**Problem to work on**
Exclude the pictures; give every entry again exactly as written.

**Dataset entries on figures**
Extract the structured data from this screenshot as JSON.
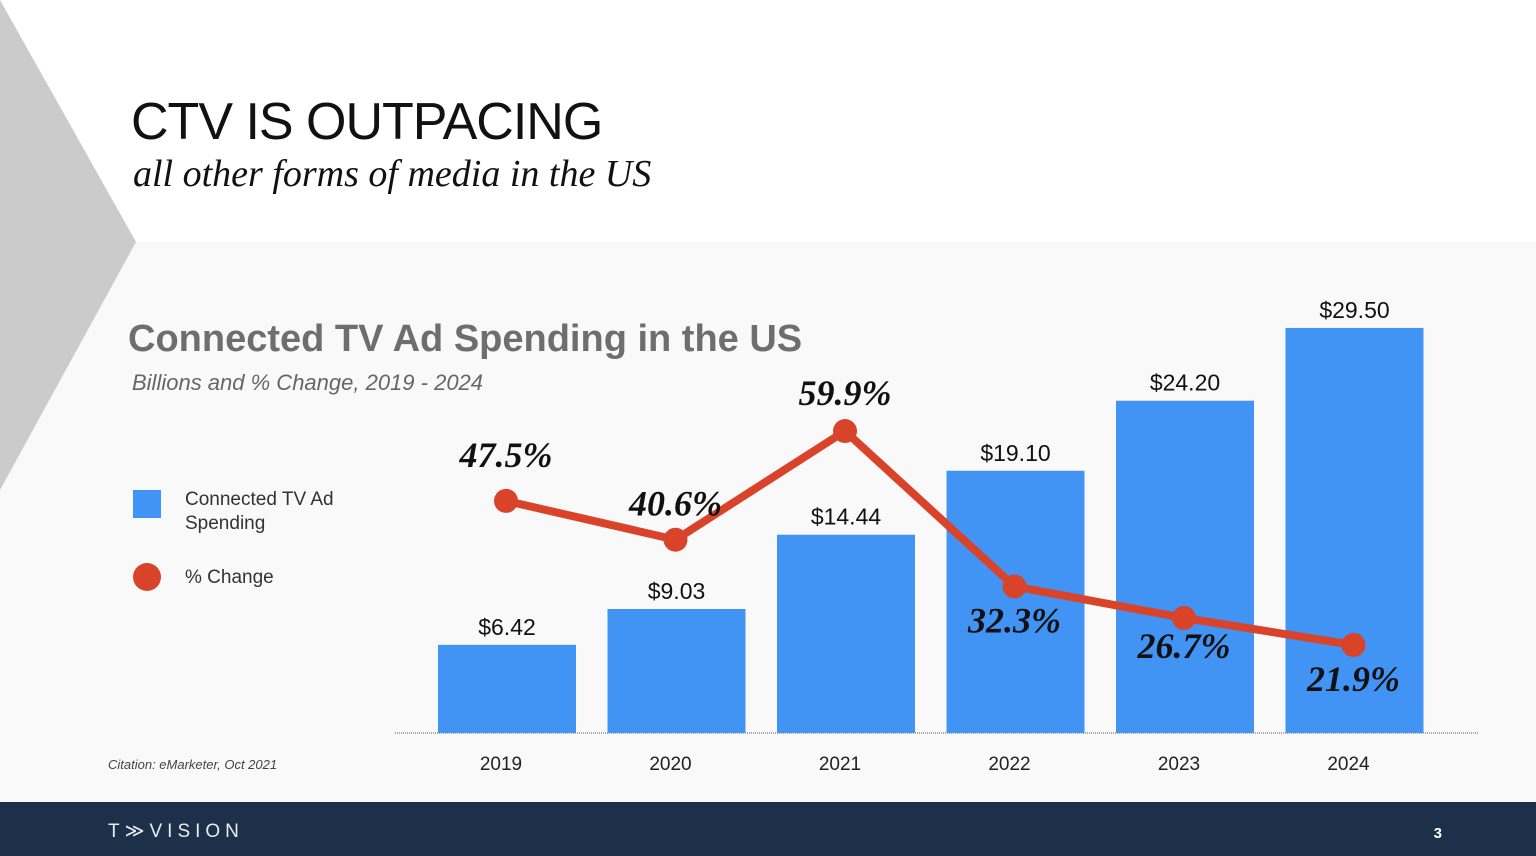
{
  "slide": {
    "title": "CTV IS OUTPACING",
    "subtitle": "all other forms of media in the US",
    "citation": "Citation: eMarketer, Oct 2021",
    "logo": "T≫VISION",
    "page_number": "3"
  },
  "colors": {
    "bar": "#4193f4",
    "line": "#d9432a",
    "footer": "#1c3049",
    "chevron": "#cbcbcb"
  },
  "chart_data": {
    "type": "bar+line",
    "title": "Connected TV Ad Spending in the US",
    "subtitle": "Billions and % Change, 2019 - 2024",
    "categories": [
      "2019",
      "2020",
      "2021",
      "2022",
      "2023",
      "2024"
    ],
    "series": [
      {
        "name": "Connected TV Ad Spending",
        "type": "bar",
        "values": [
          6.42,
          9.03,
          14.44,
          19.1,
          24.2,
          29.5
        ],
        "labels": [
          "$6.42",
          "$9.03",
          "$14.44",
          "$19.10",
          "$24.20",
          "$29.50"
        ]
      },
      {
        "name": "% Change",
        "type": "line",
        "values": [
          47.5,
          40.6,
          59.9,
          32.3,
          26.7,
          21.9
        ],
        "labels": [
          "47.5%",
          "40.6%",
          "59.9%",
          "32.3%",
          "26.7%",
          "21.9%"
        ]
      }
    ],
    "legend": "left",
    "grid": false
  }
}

**Answer**
Extract the structured data from this screenshot as JSON.
{
  "slide": {
    "title": "CTV IS OUTPACING",
    "subtitle": "all other forms of media in the US",
    "citation": "Citation: eMarketer, Oct 2021",
    "logo": "T≫VISION",
    "page_number": "3"
  },
  "colors": {
    "bar": "#4193f4",
    "line": "#d9432a",
    "footer": "#1c3049",
    "chevron": "#cbcbcb"
  },
  "chart_data": {
    "type": "bar+line",
    "title": "Connected TV Ad Spending in the US",
    "subtitle": "Billions and % Change, 2019 - 2024",
    "categories": [
      "2019",
      "2020",
      "2021",
      "2022",
      "2023",
      "2024"
    ],
    "series": [
      {
        "name": "Connected TV Ad Spending",
        "type": "bar",
        "values": [
          6.42,
          9.03,
          14.44,
          19.1,
          24.2,
          29.5
        ],
        "labels": [
          "$6.42",
          "$9.03",
          "$14.44",
          "$19.10",
          "$24.20",
          "$29.50"
        ]
      },
      {
        "name": "% Change",
        "type": "line",
        "values": [
          47.5,
          40.6,
          59.9,
          32.3,
          26.7,
          21.9
        ],
        "labels": [
          "47.5%",
          "40.6%",
          "59.9%",
          "32.3%",
          "26.7%",
          "21.9%"
        ]
      }
    ],
    "legend": "left",
    "grid": false
  }
}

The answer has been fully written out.